Data for processing
----------------------------------------
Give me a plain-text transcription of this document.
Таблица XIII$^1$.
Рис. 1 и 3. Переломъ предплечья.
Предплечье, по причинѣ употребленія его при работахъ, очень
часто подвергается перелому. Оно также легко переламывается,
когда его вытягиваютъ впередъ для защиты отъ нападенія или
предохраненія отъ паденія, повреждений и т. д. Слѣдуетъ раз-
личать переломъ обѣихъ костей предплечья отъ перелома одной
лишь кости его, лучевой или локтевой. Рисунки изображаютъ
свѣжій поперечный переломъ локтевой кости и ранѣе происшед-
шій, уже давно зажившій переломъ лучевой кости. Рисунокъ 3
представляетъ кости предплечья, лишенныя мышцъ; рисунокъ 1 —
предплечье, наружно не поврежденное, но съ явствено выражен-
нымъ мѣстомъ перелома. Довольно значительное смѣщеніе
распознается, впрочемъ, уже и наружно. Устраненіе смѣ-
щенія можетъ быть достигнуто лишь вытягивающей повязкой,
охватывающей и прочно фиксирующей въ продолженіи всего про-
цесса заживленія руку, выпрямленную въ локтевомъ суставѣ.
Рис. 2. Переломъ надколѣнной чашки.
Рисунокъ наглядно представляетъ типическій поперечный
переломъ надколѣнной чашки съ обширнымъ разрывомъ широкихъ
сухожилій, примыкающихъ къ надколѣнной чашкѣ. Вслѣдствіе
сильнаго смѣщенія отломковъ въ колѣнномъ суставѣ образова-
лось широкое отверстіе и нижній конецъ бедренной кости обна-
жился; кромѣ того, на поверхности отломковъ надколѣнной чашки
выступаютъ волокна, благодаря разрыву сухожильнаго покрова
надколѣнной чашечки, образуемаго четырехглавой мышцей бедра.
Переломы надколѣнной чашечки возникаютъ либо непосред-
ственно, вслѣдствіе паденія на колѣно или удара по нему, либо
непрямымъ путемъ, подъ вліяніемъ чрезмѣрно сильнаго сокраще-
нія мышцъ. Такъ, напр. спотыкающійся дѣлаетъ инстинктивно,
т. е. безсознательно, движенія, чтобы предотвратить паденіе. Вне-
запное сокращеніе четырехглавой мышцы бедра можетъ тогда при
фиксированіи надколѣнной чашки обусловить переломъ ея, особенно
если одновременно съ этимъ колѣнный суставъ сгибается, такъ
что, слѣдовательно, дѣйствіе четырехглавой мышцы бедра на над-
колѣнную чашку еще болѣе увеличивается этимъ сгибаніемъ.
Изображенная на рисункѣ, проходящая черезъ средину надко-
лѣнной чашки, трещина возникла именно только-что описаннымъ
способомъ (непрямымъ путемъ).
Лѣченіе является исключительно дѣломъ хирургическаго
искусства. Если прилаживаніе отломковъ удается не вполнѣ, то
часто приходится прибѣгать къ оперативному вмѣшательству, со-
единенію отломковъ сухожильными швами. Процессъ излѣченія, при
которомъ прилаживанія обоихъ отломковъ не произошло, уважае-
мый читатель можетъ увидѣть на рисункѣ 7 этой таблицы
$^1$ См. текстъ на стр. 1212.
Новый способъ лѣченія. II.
----------------------------------------
What the task asks
Every entry should be printed again exactly as it stands.

Correct output
Give me a plain-text transcription of this document.
Таблица XIII$^1$.
Рис. 1 и 3. Переломъ предплечья.
Предплечье, по причинѣ употребленія его при работахъ, очень
часто подвергается перелому. Оно также легко переламывается,
когда его вытягиваютъ впередъ для защиты отъ нападенія или
предохраненія отъ паденія, повреждений и т. д. Слѣдуетъ раз-
личать переломъ обѣихъ костей предплечья отъ перелома одной
лишь кости его, лучевой или локтевой. Рисунки изображаютъ
свѣжій поперечный переломъ локтевой кости и ранѣе происшед-
шій, уже давно зажившій переломъ лучевой кости. Рисунокъ 3
представляетъ кости предплечья, лишенныя мышцъ; рисунокъ 1 —
предплечье, наружно не поврежденное, но съ явствено выражен-
нымъ мѣстомъ перелома. Довольно значительное смѣщеніе
распознается, впрочемъ, уже и наружно. Устраненіе смѣ-
щенія можетъ быть достигнуто лишь вытягивающей повязкой,
охватывающей и прочно фиксирующей въ продолженіи всего про-
цесса заживленія руку, выпрямленную въ локтевомъ суставѣ.
Рис. 2. Переломъ надколѣнной чашки.
Рисунокъ наглядно представляетъ типическій поперечный
переломъ надколѣнной чашки съ обширнымъ разрывомъ широкихъ
сухожилій, примыкающихъ къ надколѣнной чашкѣ. Вслѣдствіе
сильнаго смѣщенія отломковъ въ колѣнномъ суставѣ образова-
лось широкое отверстіе и нижній конецъ бедренной кости обна-
жился; кромѣ того, на поверхности отломковъ надколѣнной чашки
выступаютъ волокна, благодаря разрыву сухожильнаго покрова
надколѣнной чашечки, образуемаго четырехглавой мышцей бедра.
Переломы надколѣнной чашечки возникаютъ либо непосред-
ственно, вслѣдствіе паденія на колѣно или удара по нему, либо
непрямымъ путемъ, подъ вліяніемъ чрезмѣрно сильнаго сокраще-
нія мышцъ. Такъ, напр. спотыкающійся дѣлаетъ инстинктивно,
т. е. безсознательно, движенія, чтобы предотвратить паденіе. Вне-
запное сокращеніе четырехглавой мышцы бедра можетъ тогда при
фиксированіи надколѣнной чашки обусловить переломъ ея, особенно
если одновременно съ этимъ колѣнный суставъ сгибается, такъ
что, слѣдовательно, дѣйствіе четырехглавой мышцы бедра на над-
колѣнную чашку еще болѣе увеличивается этимъ сгибаніемъ.
Изображенная на рисункѣ, проходящая черезъ средину надко-
лѣнной чашки, трещина возникла именно только-что описаннымъ
способомъ (непрямымъ путемъ).
Лѣченіе является исключительно дѣломъ хирургическаго
искусства. Если прилаживаніе отломковъ удается не вполнѣ, то
часто приходится прибѣгать къ оперативному вмѣшательству, со-
единенію отломковъ сухожильными швами. Процессъ излѣченія, при
которомъ прилаживанія обоихъ отломковъ не произошло, уважае-
мый читатель можетъ увидѣть на рисункѣ 7 этой таблицы
$^1$ См. текстъ на стр. 1212.
Новый способъ лѣченія. II.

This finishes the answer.